> Dataset content
□ □ □ □ □ □ □
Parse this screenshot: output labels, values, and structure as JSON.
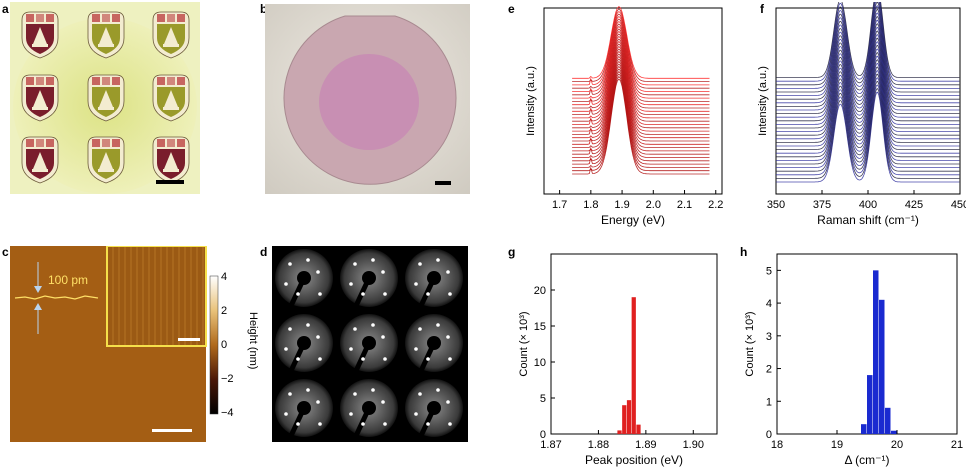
{
  "panel_labels": [
    "a",
    "b",
    "c",
    "d",
    "e",
    "f",
    "g",
    "h"
  ],
  "panel_c": {
    "step_label": "100 pm",
    "colorbar_label": "Height (nm)",
    "colorbar_ticks": [
      "4",
      "2",
      "0",
      "−2",
      "−4"
    ]
  },
  "chart_data": [
    {
      "panel": "e",
      "type": "line",
      "xlabel": "Energy (eV)",
      "ylabel": "Intensity (a.u.)",
      "xlim": [
        1.65,
        2.22
      ],
      "xticks": [
        "1.7",
        "1.8",
        "1.9",
        "2.0",
        "2.1",
        "2.2"
      ],
      "n_spectra": 30,
      "peak_energy": 1.89,
      "color": "#cc2222"
    },
    {
      "panel": "f",
      "type": "line",
      "xlabel": "Raman shift (cm⁻¹)",
      "ylabel": "Intensity (a.u.)",
      "xlim": [
        350,
        450
      ],
      "xticks": [
        "350",
        "375",
        "400",
        "425",
        "450"
      ],
      "n_spectra": 30,
      "peaks": [
        385,
        405
      ],
      "color": "#2b2b9e"
    },
    {
      "panel": "g",
      "type": "bar",
      "xlabel": "Peak position (eV)",
      "ylabel": "Count (× 10³)",
      "xlim": [
        1.87,
        1.905
      ],
      "ylim": [
        0,
        25
      ],
      "xticks": [
        "1.87",
        "1.88",
        "1.89",
        "1.90"
      ],
      "yticks": [
        "0",
        "5",
        "10",
        "15",
        "20"
      ],
      "x": [
        1.8845,
        1.8855,
        1.8865,
        1.8875,
        1.8885
      ],
      "values": [
        0.5,
        4.0,
        4.7,
        19.0,
        1.3
      ],
      "color": "#e02020"
    },
    {
      "panel": "h",
      "type": "bar",
      "xlabel": "Δ (cm⁻¹)",
      "ylabel": "Count (× 10³)",
      "xlim": [
        18,
        21
      ],
      "ylim": [
        0,
        5.5
      ],
      "xticks": [
        "18",
        "19",
        "20",
        "21"
      ],
      "yticks": [
        "0",
        "1",
        "2",
        "3",
        "4",
        "5"
      ],
      "x": [
        19.45,
        19.55,
        19.65,
        19.75,
        19.85,
        19.95
      ],
      "values": [
        0.3,
        1.8,
        5.0,
        4.1,
        0.8,
        0.1
      ],
      "color": "#1a2ad0"
    }
  ]
}
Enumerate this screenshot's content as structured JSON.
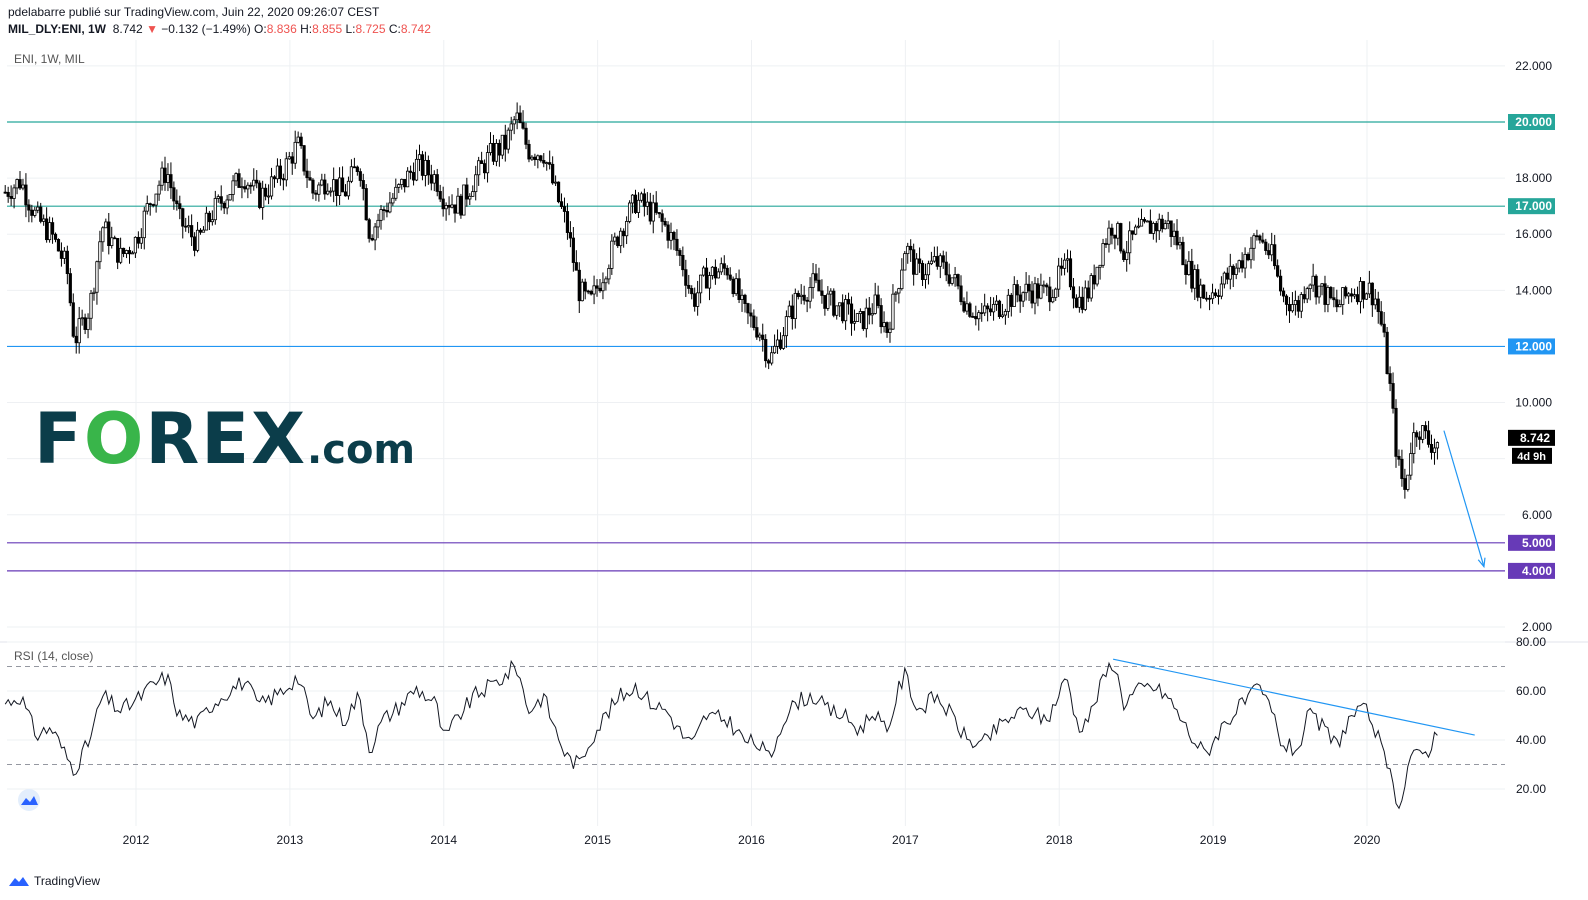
{
  "header": {
    "line1": "pdelabarre publié sur TradingView.com, Juin 22, 2020 09:26:07 CEST",
    "symbol": "MIL_DLY:ENI, 1W",
    "last": "8.742",
    "change": "−0.132 (−1.49%)",
    "o_label": "O:",
    "o": "8.836",
    "h_label": "H:",
    "h": "8.855",
    "l_label": "L:",
    "l": "8.725",
    "c_label": "C:",
    "c": "8.742"
  },
  "main_pane_label": "ENI, 1W, MIL",
  "rsi_pane_label": "RSI (14, close)",
  "price_tag": "8.742",
  "countdown_tag": "4d 9h",
  "logo": {
    "part1": "F",
    "part2": "O",
    "part3": "REX",
    "part4": ".com"
  },
  "footer": {
    "brand": "TradingView"
  },
  "colors": {
    "teal_line": "#26a69a",
    "blue_line": "#2196f3",
    "purple_line": "#673ab7",
    "candle": "#000000",
    "grid": "#eef0f3"
  },
  "chart_data": [
    {
      "type": "candlestick",
      "title": "ENI, 1W, MIL",
      "x_ticks": [
        "2012",
        "2013",
        "2014",
        "2015",
        "2016",
        "2017",
        "2018",
        "2019",
        "2020"
      ],
      "y_ticks": [
        "2.000",
        "4.000",
        "6.000",
        "8.000",
        "10.000",
        "12.000",
        "14.000",
        "16.000",
        "18.000",
        "20.000",
        "22.000"
      ],
      "ylim": [
        1.4,
        22.4
      ],
      "xlim": [
        2011.15,
        2020.9
      ],
      "horizontal_levels": [
        {
          "value": 20.0,
          "label": "20.000",
          "color": "#26a69a"
        },
        {
          "value": 17.0,
          "label": "17.000",
          "color": "#26a69a"
        },
        {
          "value": 12.0,
          "label": "12.000",
          "color": "#2196f3"
        },
        {
          "value": 5.0,
          "label": "5.000",
          "color": "#673ab7"
        },
        {
          "value": 4.0,
          "label": "4.000",
          "color": "#673ab7"
        }
      ],
      "price_path": [
        [
          2011.15,
          17.5
        ],
        [
          2011.25,
          17.9
        ],
        [
          2011.35,
          16.6
        ],
        [
          2011.45,
          16.0
        ],
        [
          2011.55,
          14.8
        ],
        [
          2011.6,
          12.2
        ],
        [
          2011.7,
          13.4
        ],
        [
          2011.78,
          16.3
        ],
        [
          2011.9,
          15.2
        ],
        [
          2012.0,
          15.8
        ],
        [
          2012.1,
          17.3
        ],
        [
          2012.2,
          18.3
        ],
        [
          2012.28,
          16.5
        ],
        [
          2012.4,
          15.7
        ],
        [
          2012.5,
          16.8
        ],
        [
          2012.6,
          17.5
        ],
        [
          2012.7,
          18.1
        ],
        [
          2012.8,
          17.3
        ],
        [
          2012.95,
          18.2
        ],
        [
          2013.05,
          19.2
        ],
        [
          2013.15,
          17.5
        ],
        [
          2013.25,
          18.0
        ],
        [
          2013.35,
          17.4
        ],
        [
          2013.45,
          18.6
        ],
        [
          2013.52,
          16.0
        ],
        [
          2013.6,
          16.8
        ],
        [
          2013.7,
          17.5
        ],
        [
          2013.82,
          18.5
        ],
        [
          2013.95,
          18.0
        ],
        [
          2014.0,
          17.3
        ],
        [
          2014.1,
          17.0
        ],
        [
          2014.2,
          18.0
        ],
        [
          2014.3,
          18.8
        ],
        [
          2014.4,
          19.2
        ],
        [
          2014.47,
          20.2
        ],
        [
          2014.55,
          19.0
        ],
        [
          2014.65,
          18.9
        ],
        [
          2014.72,
          17.6
        ],
        [
          2014.8,
          16.3
        ],
        [
          2014.88,
          14.0
        ],
        [
          2014.95,
          13.5
        ],
        [
          2015.05,
          14.8
        ],
        [
          2015.15,
          16.2
        ],
        [
          2015.25,
          17.2
        ],
        [
          2015.35,
          16.8
        ],
        [
          2015.45,
          16.2
        ],
        [
          2015.55,
          15.0
        ],
        [
          2015.62,
          13.6
        ],
        [
          2015.7,
          14.5
        ],
        [
          2015.85,
          14.8
        ],
        [
          2015.95,
          13.2
        ],
        [
          2016.05,
          12.6
        ],
        [
          2016.12,
          11.5
        ],
        [
          2016.2,
          12.5
        ],
        [
          2016.3,
          13.8
        ],
        [
          2016.4,
          14.2
        ],
        [
          2016.5,
          13.6
        ],
        [
          2016.6,
          13.3
        ],
        [
          2016.7,
          12.8
        ],
        [
          2016.8,
          13.5
        ],
        [
          2016.88,
          12.6
        ],
        [
          2016.95,
          14.2
        ],
        [
          2017.0,
          15.6
        ],
        [
          2017.08,
          14.6
        ],
        [
          2017.2,
          15.0
        ],
        [
          2017.3,
          14.5
        ],
        [
          2017.4,
          13.5
        ],
        [
          2017.5,
          13.1
        ],
        [
          2017.6,
          13.4
        ],
        [
          2017.7,
          13.8
        ],
        [
          2017.8,
          14.0
        ],
        [
          2017.92,
          13.9
        ],
        [
          2018.05,
          14.8
        ],
        [
          2018.12,
          13.6
        ],
        [
          2018.2,
          14.0
        ],
        [
          2018.28,
          15.6
        ],
        [
          2018.35,
          16.4
        ],
        [
          2018.42,
          15.4
        ],
        [
          2018.5,
          16.0
        ],
        [
          2018.6,
          16.3
        ],
        [
          2018.7,
          16.4
        ],
        [
          2018.78,
          15.6
        ],
        [
          2018.85,
          14.6
        ],
        [
          2018.95,
          13.8
        ],
        [
          2019.05,
          14.2
        ],
        [
          2019.15,
          14.8
        ],
        [
          2019.25,
          15.6
        ],
        [
          2019.3,
          15.9
        ],
        [
          2019.38,
          15.2
        ],
        [
          2019.45,
          13.8
        ],
        [
          2019.55,
          13.4
        ],
        [
          2019.62,
          14.5
        ],
        [
          2019.7,
          14.0
        ],
        [
          2019.8,
          13.4
        ],
        [
          2019.9,
          14.0
        ],
        [
          2020.0,
          14.1
        ],
        [
          2020.05,
          13.8
        ],
        [
          2020.1,
          12.6
        ],
        [
          2020.15,
          10.5
        ],
        [
          2020.2,
          7.8
        ],
        [
          2020.25,
          6.8
        ],
        [
          2020.28,
          8.4
        ],
        [
          2020.33,
          9.2
        ],
        [
          2020.4,
          8.6
        ],
        [
          2020.45,
          8.5
        ],
        [
          2020.47,
          8.742
        ]
      ],
      "arrow": {
        "from": [
          2020.5,
          9.0
        ],
        "to": [
          2020.76,
          4.15
        ],
        "color": "#2196f3"
      }
    },
    {
      "type": "line",
      "title": "RSI (14, close)",
      "y_ticks": [
        "20.00",
        "40.00",
        "60.00",
        "80.00"
      ],
      "ylim": [
        12,
        80
      ],
      "dashed_levels": [
        70,
        30
      ],
      "series": [
        {
          "values": [
            [
              2011.15,
              55
            ],
            [
              2011.25,
              58
            ],
            [
              2011.35,
              42
            ],
            [
              2011.45,
              45
            ],
            [
              2011.55,
              33
            ],
            [
              2011.6,
              28
            ],
            [
              2011.7,
              40
            ],
            [
              2011.78,
              58
            ],
            [
              2011.9,
              52
            ],
            [
              2012.0,
              56
            ],
            [
              2012.1,
              62
            ],
            [
              2012.2,
              66
            ],
            [
              2012.28,
              50
            ],
            [
              2012.4,
              47
            ],
            [
              2012.5,
              55
            ],
            [
              2012.6,
              60
            ],
            [
              2012.7,
              64
            ],
            [
              2012.8,
              54
            ],
            [
              2012.95,
              60
            ],
            [
              2013.05,
              66
            ],
            [
              2013.15,
              48
            ],
            [
              2013.25,
              56
            ],
            [
              2013.35,
              48
            ],
            [
              2013.45,
              58
            ],
            [
              2013.52,
              36
            ],
            [
              2013.6,
              48
            ],
            [
              2013.7,
              53
            ],
            [
              2013.82,
              61
            ],
            [
              2013.95,
              55
            ],
            [
              2014.0,
              40
            ],
            [
              2014.1,
              50
            ],
            [
              2014.2,
              58
            ],
            [
              2014.3,
              62
            ],
            [
              2014.4,
              66
            ],
            [
              2014.47,
              71
            ],
            [
              2014.55,
              52
            ],
            [
              2014.65,
              58
            ],
            [
              2014.72,
              45
            ],
            [
              2014.8,
              33
            ],
            [
              2014.88,
              30
            ],
            [
              2014.95,
              40
            ],
            [
              2015.05,
              50
            ],
            [
              2015.15,
              58
            ],
            [
              2015.25,
              62
            ],
            [
              2015.35,
              55
            ],
            [
              2015.45,
              52
            ],
            [
              2015.55,
              42
            ],
            [
              2015.62,
              38
            ],
            [
              2015.7,
              50
            ],
            [
              2015.85,
              48
            ],
            [
              2015.95,
              40
            ],
            [
              2016.05,
              38
            ],
            [
              2016.12,
              32
            ],
            [
              2016.2,
              48
            ],
            [
              2016.3,
              56
            ],
            [
              2016.4,
              58
            ],
            [
              2016.5,
              52
            ],
            [
              2016.6,
              50
            ],
            [
              2016.7,
              44
            ],
            [
              2016.8,
              52
            ],
            [
              2016.88,
              42
            ],
            [
              2016.95,
              60
            ],
            [
              2017.0,
              67
            ],
            [
              2017.08,
              52
            ],
            [
              2017.2,
              58
            ],
            [
              2017.3,
              50
            ],
            [
              2017.4,
              40
            ],
            [
              2017.5,
              38
            ],
            [
              2017.6,
              45
            ],
            [
              2017.7,
              50
            ],
            [
              2017.8,
              52
            ],
            [
              2017.92,
              48
            ],
            [
              2018.05,
              66
            ],
            [
              2018.12,
              45
            ],
            [
              2018.2,
              50
            ],
            [
              2018.28,
              64
            ],
            [
              2018.35,
              73
            ],
            [
              2018.42,
              55
            ],
            [
              2018.5,
              60
            ],
            [
              2018.6,
              62
            ],
            [
              2018.7,
              58
            ],
            [
              2018.78,
              50
            ],
            [
              2018.85,
              42
            ],
            [
              2018.95,
              34
            ],
            [
              2019.05,
              45
            ],
            [
              2019.15,
              52
            ],
            [
              2019.25,
              58
            ],
            [
              2019.3,
              61
            ],
            [
              2019.38,
              52
            ],
            [
              2019.45,
              38
            ],
            [
              2019.55,
              36
            ],
            [
              2019.62,
              50
            ],
            [
              2019.7,
              46
            ],
            [
              2019.8,
              38
            ],
            [
              2019.9,
              50
            ],
            [
              2020.0,
              52
            ],
            [
              2020.05,
              45
            ],
            [
              2020.1,
              35
            ],
            [
              2020.15,
              25
            ],
            [
              2020.2,
              14
            ],
            [
              2020.25,
              22
            ],
            [
              2020.28,
              35
            ],
            [
              2020.33,
              33
            ],
            [
              2020.4,
              36
            ],
            [
              2020.45,
              43
            ],
            [
              2020.47,
              41
            ]
          ]
        }
      ],
      "trendline": {
        "from": [
          2018.35,
          73
        ],
        "to": [
          2020.7,
          42
        ],
        "color": "#2196f3"
      }
    }
  ]
}
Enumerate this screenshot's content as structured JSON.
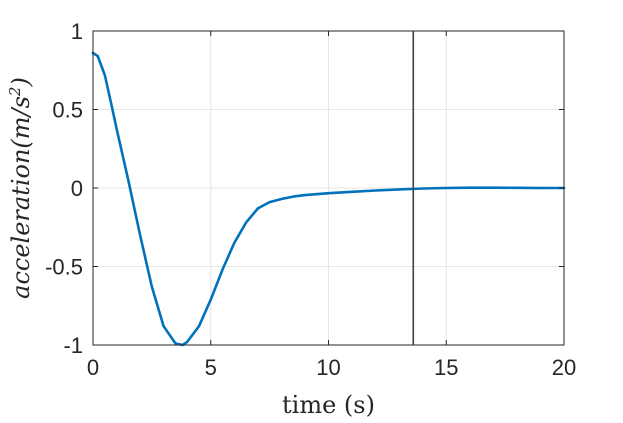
□ □ □ □ □ □ □
In the entries above, count each line holding "values" and report the total and nothing more.

> Correct result
4